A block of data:
******************************

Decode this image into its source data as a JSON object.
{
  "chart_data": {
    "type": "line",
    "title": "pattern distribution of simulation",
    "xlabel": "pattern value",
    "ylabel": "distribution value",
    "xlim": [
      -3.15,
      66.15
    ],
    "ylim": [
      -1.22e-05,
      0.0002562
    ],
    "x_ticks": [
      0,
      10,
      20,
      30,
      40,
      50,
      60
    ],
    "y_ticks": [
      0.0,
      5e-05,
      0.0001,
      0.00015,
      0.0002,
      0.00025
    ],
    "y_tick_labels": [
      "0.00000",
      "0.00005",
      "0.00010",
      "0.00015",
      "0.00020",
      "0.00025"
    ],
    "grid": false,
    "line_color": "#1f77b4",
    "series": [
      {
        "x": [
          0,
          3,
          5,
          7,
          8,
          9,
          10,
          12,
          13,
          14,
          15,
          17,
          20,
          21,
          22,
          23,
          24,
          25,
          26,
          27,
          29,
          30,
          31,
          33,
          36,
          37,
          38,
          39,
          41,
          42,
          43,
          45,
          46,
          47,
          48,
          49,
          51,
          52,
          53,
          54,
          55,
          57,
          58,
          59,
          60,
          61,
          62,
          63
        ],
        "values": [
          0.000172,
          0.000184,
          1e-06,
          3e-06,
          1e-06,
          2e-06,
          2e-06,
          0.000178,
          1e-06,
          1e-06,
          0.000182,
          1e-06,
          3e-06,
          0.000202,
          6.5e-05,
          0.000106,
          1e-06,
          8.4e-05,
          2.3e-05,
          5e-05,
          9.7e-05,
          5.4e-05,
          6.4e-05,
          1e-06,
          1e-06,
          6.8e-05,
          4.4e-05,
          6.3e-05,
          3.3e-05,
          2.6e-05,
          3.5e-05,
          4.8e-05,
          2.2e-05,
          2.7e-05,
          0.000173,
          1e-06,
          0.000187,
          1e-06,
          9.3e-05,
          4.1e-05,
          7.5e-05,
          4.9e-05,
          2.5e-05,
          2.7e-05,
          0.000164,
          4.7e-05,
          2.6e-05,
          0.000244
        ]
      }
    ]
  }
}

******************************

Task:
Quote the data above in full, changing nothing.

Answer to this task:
Decode this image into its source data as a JSON object.
{
  "chart_data": {
    "type": "line",
    "title": "pattern distribution of simulation",
    "xlabel": "pattern value",
    "ylabel": "distribution value",
    "xlim": [
      -3.15,
      66.15
    ],
    "ylim": [
      -1.22e-05,
      0.0002562
    ],
    "x_ticks": [
      0,
      10,
      20,
      30,
      40,
      50,
      60
    ],
    "y_ticks": [
      0.0,
      5e-05,
      0.0001,
      0.00015,
      0.0002,
      0.00025
    ],
    "y_tick_labels": [
      "0.00000",
      "0.00005",
      "0.00010",
      "0.00015",
      "0.00020",
      "0.00025"
    ],
    "grid": false,
    "line_color": "#1f77b4",
    "series": [
      {
        "x": [
          0,
          3,
          5,
          7,
          8,
          9,
          10,
          12,
          13,
          14,
          15,
          17,
          20,
          21,
          22,
          23,
          24,
          25,
          26,
          27,
          29,
          30,
          31,
          33,
          36,
          37,
          38,
          39,
          41,
          42,
          43,
          45,
          46,
          47,
          48,
          49,
          51,
          52,
          53,
          54,
          55,
          57,
          58,
          59,
          60,
          61,
          62,
          63
        ],
        "values": [
          0.000172,
          0.000184,
          1e-06,
          3e-06,
          1e-06,
          2e-06,
          2e-06,
          0.000178,
          1e-06,
          1e-06,
          0.000182,
          1e-06,
          3e-06,
          0.000202,
          6.5e-05,
          0.000106,
          1e-06,
          8.4e-05,
          2.3e-05,
          5e-05,
          9.7e-05,
          5.4e-05,
          6.4e-05,
          1e-06,
          1e-06,
          6.8e-05,
          4.4e-05,
          6.3e-05,
          3.3e-05,
          2.6e-05,
          3.5e-05,
          4.8e-05,
          2.2e-05,
          2.7e-05,
          0.000173,
          1e-06,
          0.000187,
          1e-06,
          9.3e-05,
          4.1e-05,
          7.5e-05,
          4.9e-05,
          2.5e-05,
          2.7e-05,
          0.000164,
          4.7e-05,
          2.6e-05,
          0.000244
        ]
      }
    ]
  }
}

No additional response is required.